Could you repeat the records below exactly, leaving out any pictures?

[Begin Recorded data]

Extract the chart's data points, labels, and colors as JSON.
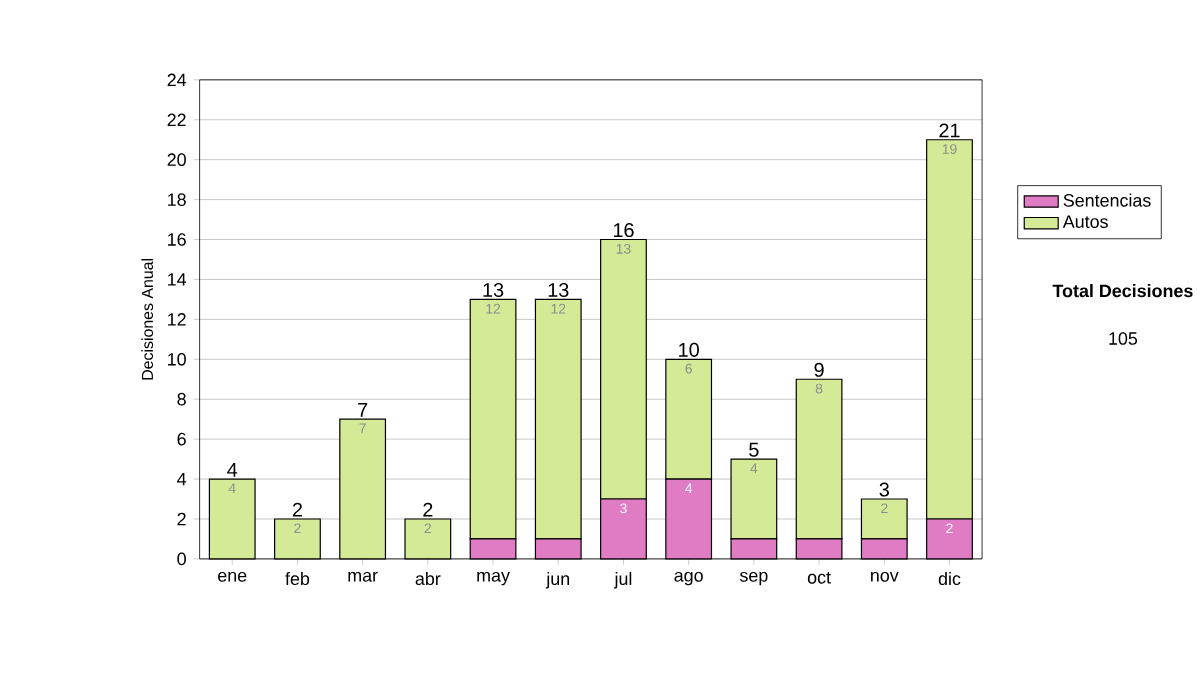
{
  "chart_data": {
    "type": "bar",
    "stacked": true,
    "ylabel": "Decisiones Anual",
    "categories": [
      "ene",
      "feb",
      "mar",
      "abr",
      "may",
      "jun",
      "jul",
      "ago",
      "sep",
      "oct",
      "nov",
      "dic"
    ],
    "series": [
      {
        "name": "Sentencias",
        "color": "#e07cc4",
        "values": [
          0,
          0,
          0,
          0,
          1,
          1,
          3,
          4,
          1,
          1,
          1,
          2
        ],
        "value_labels": [
          null,
          null,
          null,
          null,
          null,
          null,
          "3",
          "4",
          null,
          null,
          null,
          "2"
        ]
      },
      {
        "name": "Autos",
        "color": "#d4ea96",
        "values": [
          4,
          2,
          7,
          2,
          12,
          12,
          13,
          6,
          4,
          8,
          2,
          19
        ],
        "value_labels": [
          "4",
          "2",
          "7",
          "2",
          "12",
          "12",
          "13",
          "6",
          "4",
          "8",
          "2",
          "19"
        ]
      }
    ],
    "totals": [
      "4",
      "2",
      "7",
      "2",
      "13",
      "13",
      "16",
      "10",
      "5",
      "9",
      "3",
      "21"
    ],
    "ylim": [
      0,
      24
    ],
    "yticks": [
      0,
      2,
      4,
      6,
      8,
      10,
      12,
      14,
      16,
      18,
      20,
      22,
      24
    ],
    "grid": "y",
    "legend": "right",
    "annotations": [
      "Total Decisiones",
      "105"
    ]
  }
}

[End Recorded data]

#### [Result]
Extract the chart's data points, labels, and colors as JSON.
{
  "chart_data": {
    "type": "bar",
    "stacked": true,
    "ylabel": "Decisiones Anual",
    "categories": [
      "ene",
      "feb",
      "mar",
      "abr",
      "may",
      "jun",
      "jul",
      "ago",
      "sep",
      "oct",
      "nov",
      "dic"
    ],
    "series": [
      {
        "name": "Sentencias",
        "color": "#e07cc4",
        "values": [
          0,
          0,
          0,
          0,
          1,
          1,
          3,
          4,
          1,
          1,
          1,
          2
        ],
        "value_labels": [
          null,
          null,
          null,
          null,
          null,
          null,
          "3",
          "4",
          null,
          null,
          null,
          "2"
        ]
      },
      {
        "name": "Autos",
        "color": "#d4ea96",
        "values": [
          4,
          2,
          7,
          2,
          12,
          12,
          13,
          6,
          4,
          8,
          2,
          19
        ],
        "value_labels": [
          "4",
          "2",
          "7",
          "2",
          "12",
          "12",
          "13",
          "6",
          "4",
          "8",
          "2",
          "19"
        ]
      }
    ],
    "totals": [
      "4",
      "2",
      "7",
      "2",
      "13",
      "13",
      "16",
      "10",
      "5",
      "9",
      "3",
      "21"
    ],
    "ylim": [
      0,
      24
    ],
    "yticks": [
      0,
      2,
      4,
      6,
      8,
      10,
      12,
      14,
      16,
      18,
      20,
      22,
      24
    ],
    "grid": "y",
    "legend": "right",
    "annotations": [
      "Total Decisiones",
      "105"
    ]
  }
}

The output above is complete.